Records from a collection
☆ ☆ ☆ ☆ ☆ ☆ ☆

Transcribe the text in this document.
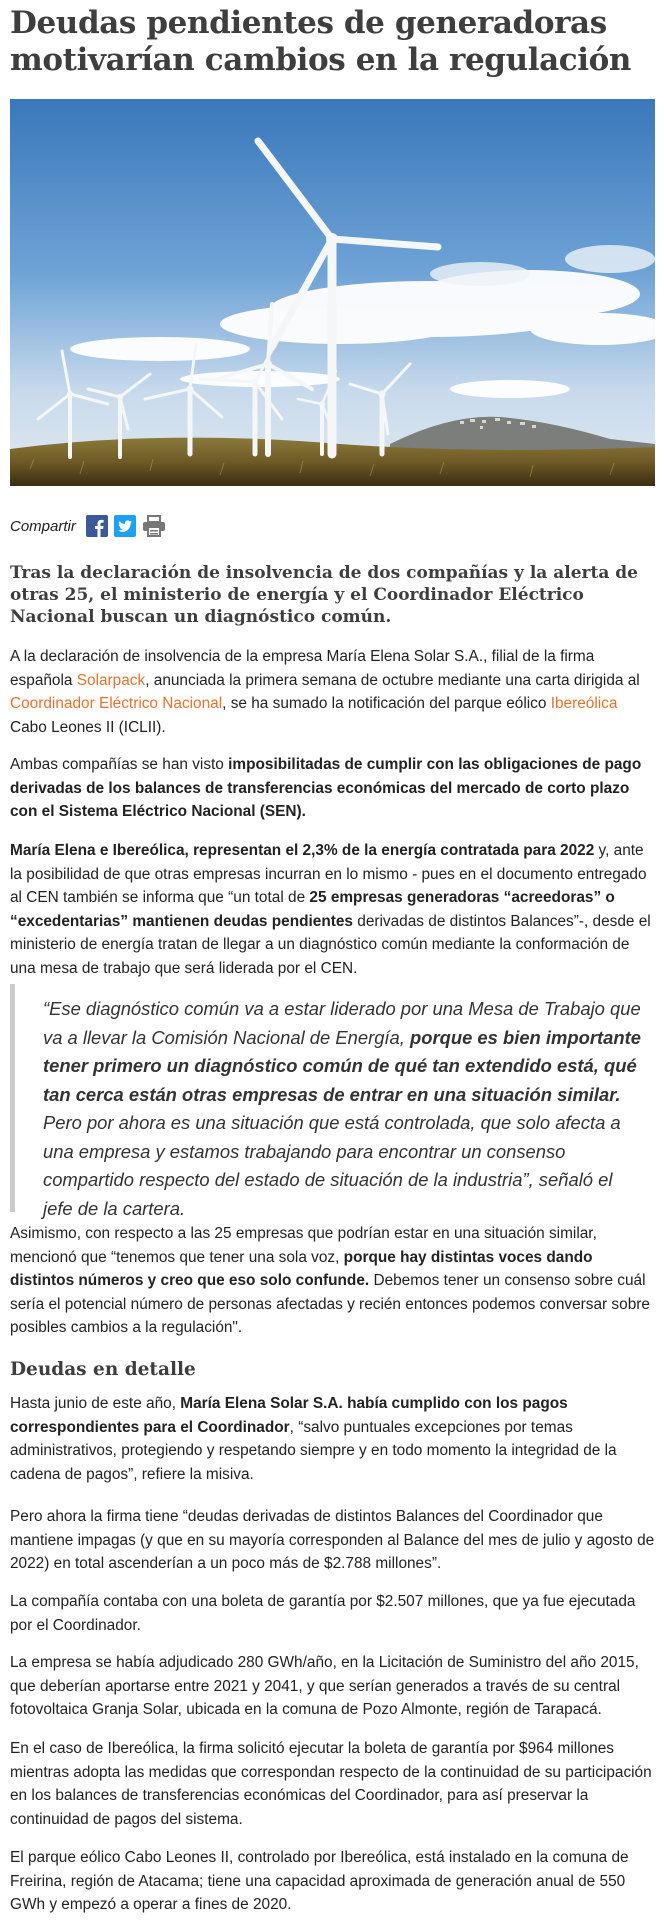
Deudas pendientes de generadoras motivarían cambios en la regulación
Compartir

Tras la declaración de insolvencia de dos compañías y la alerta de otras 25, el ministerio de energía y el Coordinador Eléctrico Nacional buscan un diagnóstico común.

A la declaración de insolvencia de la empresa María Elena Solar S.A., filial de la firma española Solarpack, anunciada la primera semana de octubre mediante una carta dirigida al Coordinador Eléctrico Nacional, se ha sumado la notificación del parque eólico Ibereólica Cabo Leones II (ICLII).

Ambas compañías se han visto imposibilitadas de cumplir con las obligaciones de pago derivadas de los balances de transferencias económicas del mercado de corto plazo con el Sistema Eléctrico Nacional (SEN).

María Elena e Ibereólica, representan el 2,3% de la energía contratada para 2022 y, ante la posibilidad de que otras empresas incurran en lo mismo - pues en el documento entregado al CEN también se informa que “un total de 25 empresas generadoras “acreedoras” o “excedentarias” mantienen deudas pendientes derivadas de distintos Balances”-, desde el ministerio de energía tratan de llegar a un diagnóstico común mediante la conformación de una mesa de trabajo que será liderada por el CEN.

“Ese diagnóstico común va a estar liderado por una Mesa de Trabajo que va a llevar la Comisión Nacional de Energía, porque es bien importante tener primero un diagnóstico común de qué tan extendido está, qué tan cerca están otras empresas de entrar en una situación similar. Pero por ahora es una situación que está controlada, que solo afecta a una empresa y estamos trabajando para encontrar un consenso compartido respecto del estado de situación de la industria”, señaló el jefe de la cartera.

Asimismo, con respecto a las 25 empresas que podrían estar en una situación similar, mencionó que “tenemos que tener una sola voz, porque hay distintas voces dando distintos números y creo que eso solo confunde. Debemos tener un consenso sobre cuál sería el potencial número de personas afectadas y recién entonces podemos conversar sobre posibles cambios a la regulación".

Deudas en detalle

Hasta junio de este año, María Elena Solar S.A. había cumplido con los pagos correspondientes para el Coordinador, “salvo puntuales excepciones por temas administrativos, protegiendo y respetando siempre y en todo momento la integridad de la cadena de pagos”, refiere la misiva.

Pero ahora la firma tiene “deudas derivadas de distintos Balances del Coordinador que mantiene impagas (y que en su mayoría corresponden al Balance del mes de julio y agosto de 2022) en total ascenderían a un poco más de $2.788 millones”.

La compañía contaba con una boleta de garantía por $2.507 millones, que ya fue ejecutada por el Coordinador.

La empresa se había adjudicado 280 GWh/año, en la Licitación de Suministro del año 2015, que deberían aportarse entre 2021 y 2041, y que serían generados a través de su central fotovoltaica Granja Solar, ubicada en la comuna de Pozo Almonte, región de Tarapacá.

En el caso de Ibereólica, la firma solicitó ejecutar la boleta de garantía por $964 millones mientras adopta las medidas que correspondan respecto de la continuidad de su participación en los balances de transferencias económicas del Coordinador, para así preservar la continuidad de pagos del sistema.

El parque eólico Cabo Leones II, controlado por Ibereólica, está instalado en la comuna de Freirina, región de Atacama; tiene una capacidad aproximada de generación anual de 550 GWh y empezó a operar a fines de 2020.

☆ ☆ ☆ ☆ ☆ ☆ ☆

AIM: Copy out each record shown above without alteration, skipping any picture.

RESPONSE:
Transcribe the text in this document.
Deudas pendientes de generadoras motivarían cambios en la regulación
Compartir

Tras la declaración de insolvencia de dos compañías y la alerta de otras 25, el ministerio de energía y el Coordinador Eléctrico Nacional buscan un diagnóstico común.

A la declaración de insolvencia de la empresa María Elena Solar S.A., filial de la firma española Solarpack, anunciada la primera semana de octubre mediante una carta dirigida al Coordinador Eléctrico Nacional, se ha sumado la notificación del parque eólico Ibereólica Cabo Leones II (ICLII).

Ambas compañías se han visto imposibilitadas de cumplir con las obligaciones de pago derivadas de los balances de transferencias económicas del mercado de corto plazo con el Sistema Eléctrico Nacional (SEN).

María Elena e Ibereólica, representan el 2,3% de la energía contratada para 2022 y, ante la posibilidad de que otras empresas incurran en lo mismo - pues en el documento entregado al CEN también se informa que “un total de 25 empresas generadoras “acreedoras” o “excedentarias” mantienen deudas pendientes derivadas de distintos Balances”-, desde el ministerio de energía tratan de llegar a un diagnóstico común mediante la conformación de una mesa de trabajo que será liderada por el CEN.

“Ese diagnóstico común va a estar liderado por una Mesa de Trabajo que va a llevar la Comisión Nacional de Energía, porque es bien importante tener primero un diagnóstico común de qué tan extendido está, qué tan cerca están otras empresas de entrar en una situación similar. Pero por ahora es una situación que está controlada, que solo afecta a una empresa y estamos trabajando para encontrar un consenso compartido respecto del estado de situación de la industria”, señaló el jefe de la cartera.

Asimismo, con respecto a las 25 empresas que podrían estar en una situación similar, mencionó que “tenemos que tener una sola voz, porque hay distintas voces dando distintos números y creo que eso solo confunde. Debemos tener un consenso sobre cuál sería el potencial número de personas afectadas y recién entonces podemos conversar sobre posibles cambios a la regulación".

Deudas en detalle

Hasta junio de este año, María Elena Solar S.A. había cumplido con los pagos correspondientes para el Coordinador, “salvo puntuales excepciones por temas administrativos, protegiendo y respetando siempre y en todo momento la integridad de la cadena de pagos”, refiere la misiva.

Pero ahora la firma tiene “deudas derivadas de distintos Balances del Coordinador que mantiene impagas (y que en su mayoría corresponden al Balance del mes de julio y agosto de 2022) en total ascenderían a un poco más de $2.788 millones”.

La compañía contaba con una boleta de garantía por $2.507 millones, que ya fue ejecutada por el Coordinador.

La empresa se había adjudicado 280 GWh/año, en la Licitación de Suministro del año 2015, que deberían aportarse entre 2021 y 2041, y que serían generados a través de su central fotovoltaica Granja Solar, ubicada en la comuna de Pozo Almonte, región de Tarapacá.

En el caso de Ibereólica, la firma solicitó ejecutar la boleta de garantía por $964 millones mientras adopta las medidas que correspondan respecto de la continuidad de su participación en los balances de transferencias económicas del Coordinador, para así preservar la continuidad de pagos del sistema.

El parque eólico Cabo Leones II, controlado por Ibereólica, está instalado en la comuna de Freirina, región de Atacama; tiene una capacidad aproximada de generación anual de 550 GWh y empezó a operar a fines de 2020.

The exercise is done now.